**Directions**
Each record below must be returned exactly as shown.

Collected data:
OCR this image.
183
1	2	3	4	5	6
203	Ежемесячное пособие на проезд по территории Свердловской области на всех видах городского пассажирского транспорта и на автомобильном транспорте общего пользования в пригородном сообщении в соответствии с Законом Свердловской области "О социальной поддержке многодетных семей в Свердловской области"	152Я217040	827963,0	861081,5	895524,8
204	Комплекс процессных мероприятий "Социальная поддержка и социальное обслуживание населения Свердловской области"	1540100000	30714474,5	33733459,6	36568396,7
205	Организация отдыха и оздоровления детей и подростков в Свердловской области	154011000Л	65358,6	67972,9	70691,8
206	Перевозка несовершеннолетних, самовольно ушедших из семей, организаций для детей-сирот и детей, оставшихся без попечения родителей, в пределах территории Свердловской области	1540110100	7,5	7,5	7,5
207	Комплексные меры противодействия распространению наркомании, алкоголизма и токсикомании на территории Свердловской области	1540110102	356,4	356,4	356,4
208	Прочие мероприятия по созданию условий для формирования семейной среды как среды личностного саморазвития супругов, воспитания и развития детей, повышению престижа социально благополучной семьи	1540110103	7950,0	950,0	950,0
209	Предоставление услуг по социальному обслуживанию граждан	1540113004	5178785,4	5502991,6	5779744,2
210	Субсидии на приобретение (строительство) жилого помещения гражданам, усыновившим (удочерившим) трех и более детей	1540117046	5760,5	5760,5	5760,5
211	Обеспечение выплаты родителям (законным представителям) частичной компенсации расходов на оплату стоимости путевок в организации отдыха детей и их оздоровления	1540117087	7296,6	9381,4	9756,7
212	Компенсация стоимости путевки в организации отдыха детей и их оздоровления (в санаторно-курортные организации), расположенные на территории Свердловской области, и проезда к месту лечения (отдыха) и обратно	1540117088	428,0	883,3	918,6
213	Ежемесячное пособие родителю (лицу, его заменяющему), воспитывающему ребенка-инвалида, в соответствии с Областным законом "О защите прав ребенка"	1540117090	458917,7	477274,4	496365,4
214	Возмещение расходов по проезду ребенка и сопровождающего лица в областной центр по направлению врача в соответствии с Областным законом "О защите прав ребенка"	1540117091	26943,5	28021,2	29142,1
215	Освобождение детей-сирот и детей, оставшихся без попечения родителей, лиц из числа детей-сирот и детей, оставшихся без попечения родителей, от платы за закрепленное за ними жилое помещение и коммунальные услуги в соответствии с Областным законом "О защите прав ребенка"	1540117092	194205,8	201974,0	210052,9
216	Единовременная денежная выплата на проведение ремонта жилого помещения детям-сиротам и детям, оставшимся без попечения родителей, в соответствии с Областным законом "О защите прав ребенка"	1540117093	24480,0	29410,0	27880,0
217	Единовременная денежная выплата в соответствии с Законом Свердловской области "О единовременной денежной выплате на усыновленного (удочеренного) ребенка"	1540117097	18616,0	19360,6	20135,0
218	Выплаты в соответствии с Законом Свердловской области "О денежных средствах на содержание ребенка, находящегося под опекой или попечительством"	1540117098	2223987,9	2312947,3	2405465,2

**Result below**
OCR this image.
183
1	2	3	4	5	6
203	Ежемесячное пособие на проезд по территории Свердловской области на всех видах городского пассажирского транспорта и на автомобильном транспорте общего пользования в пригородном сообщении в соответствии с Законом Свердловской области "О социальной поддержке многодетных семей в Свердловской области"	152Я217040	827963,0	861081,5	895524,8
204	Комплекс процессных мероприятий "Социальная поддержка и социальное обслуживание населения Свердловской области"	1540100000	30714474,5	33733459,6	36568396,7
205	Организация отдыха и оздоровления детей и подростков в Свердловской области	154011000Л	65358,6	67972,9	70691,8
206	Перевозка несовершеннолетних, самовольно ушедших из семей, организаций для детей-сирот и детей, оставшихся без попечения родителей, в пределах территории Свердловской области	1540110100	7,5	7,5	7,5
207	Комплексные меры противодействия распространению наркомании, алкоголизма и токсикомании на территории Свердловской области	1540110102	356,4	356,4	356,4
208	Прочие мероприятия по созданию условий для формирования семейной среды как среды личностного саморазвития супругов, воспитания и развития детей, повышению престижа социально благополучной семьи	1540110103	7950,0	950,0	950,0
209	Предоставление услуг по социальному обслуживанию граждан	1540113004	5178785,4	5502991,6	5779744,2
210	Субсидии на приобретение (строительство) жилого помещения гражданам, усыновившим (удочерившим) трех и более детей	1540117046	5760,5	5760,5	5760,5
211	Обеспечение выплаты родителям (законным представителям) частичной компенсации расходов на оплату стоимости путевок в организации отдыха детей и их оздоровления	1540117087	7296,6	9381,4	9756,7
212	Компенсация стоимости путевки в организации отдыха детей и их оздоровления (в санаторно-курортные организации), расположенные на территории Свердловской области, и проезда к месту лечения (отдыха) и обратно	1540117088	428,0	883,3	918,6
213	Ежемесячное пособие родителю (лицу, его заменяющему), воспитывающему ребенка-инвалида, в соответствии с Областным законом "О защите прав ребенка"	1540117090	458917,7	477274,4	496365,4
214	Возмещение расходов по проезду ребенка и сопровождающего лица в областной центр по направлению врача в соответствии с Областным законом "О защите прав ребенка"	1540117091	26943,5	28021,2	29142,1
215	Освобождение детей-сирот и детей, оставшихся без попечения родителей, лиц из числа детей-сирот и детей, оставшихся без попечения родителей, от платы за закрепленное за ними жилое помещение и коммунальные услуги в соответствии с Областным законом "О защите прав ребенка"	1540117092	194205,8	201974,0	210052,9
216	Единовременная денежная выплата на проведение ремонта жилого помещения детям-сиротам и детям, оставшимся без попечения родителей, в соответствии с Областным законом "О защите прав ребенка"	1540117093	24480,0	29410,0	27880,0
217	Единовременная денежная выплата в соответствии с Законом Свердловской области "О единовременной денежной выплате на усыновленного (удочеренного) ребенка"	1540117097	18616,0	19360,6	20135,0
218	Выплаты в соответствии с Законом Свердловской области "О денежных средствах на содержание ребенка, находящегося под опекой или попечительством"	1540117098	2223987,9	2312947,3	2405465,2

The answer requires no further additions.